*Data for processing*.
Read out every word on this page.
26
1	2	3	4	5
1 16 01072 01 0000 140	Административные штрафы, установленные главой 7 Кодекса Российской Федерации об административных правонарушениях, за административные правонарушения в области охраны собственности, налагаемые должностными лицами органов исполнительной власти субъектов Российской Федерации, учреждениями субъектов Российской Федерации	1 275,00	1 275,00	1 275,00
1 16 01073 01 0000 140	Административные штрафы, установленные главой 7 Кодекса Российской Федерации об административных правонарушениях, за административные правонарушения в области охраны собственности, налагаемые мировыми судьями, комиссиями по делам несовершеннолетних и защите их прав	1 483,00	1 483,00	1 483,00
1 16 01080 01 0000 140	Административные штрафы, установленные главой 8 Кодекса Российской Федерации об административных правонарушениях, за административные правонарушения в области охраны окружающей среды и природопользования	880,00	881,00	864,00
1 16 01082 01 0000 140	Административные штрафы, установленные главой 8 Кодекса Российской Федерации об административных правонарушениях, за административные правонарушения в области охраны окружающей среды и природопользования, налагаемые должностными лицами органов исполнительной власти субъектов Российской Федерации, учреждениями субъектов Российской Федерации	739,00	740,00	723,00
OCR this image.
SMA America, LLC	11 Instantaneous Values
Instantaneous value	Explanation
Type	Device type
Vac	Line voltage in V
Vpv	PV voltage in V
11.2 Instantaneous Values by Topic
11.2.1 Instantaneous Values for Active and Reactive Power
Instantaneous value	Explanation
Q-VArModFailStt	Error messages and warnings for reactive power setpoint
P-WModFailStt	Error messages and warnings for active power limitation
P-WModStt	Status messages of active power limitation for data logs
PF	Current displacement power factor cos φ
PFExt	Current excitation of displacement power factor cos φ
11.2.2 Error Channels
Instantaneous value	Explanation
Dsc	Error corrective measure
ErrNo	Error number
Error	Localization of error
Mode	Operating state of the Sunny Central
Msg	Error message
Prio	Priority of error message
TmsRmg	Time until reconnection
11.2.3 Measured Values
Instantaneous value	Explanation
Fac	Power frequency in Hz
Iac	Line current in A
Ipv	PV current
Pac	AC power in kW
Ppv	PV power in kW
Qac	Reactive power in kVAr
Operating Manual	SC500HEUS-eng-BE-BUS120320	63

*Direction*.
Provide only the number of lines in the entries that hold the word "учреждениями".

*Answer*.
2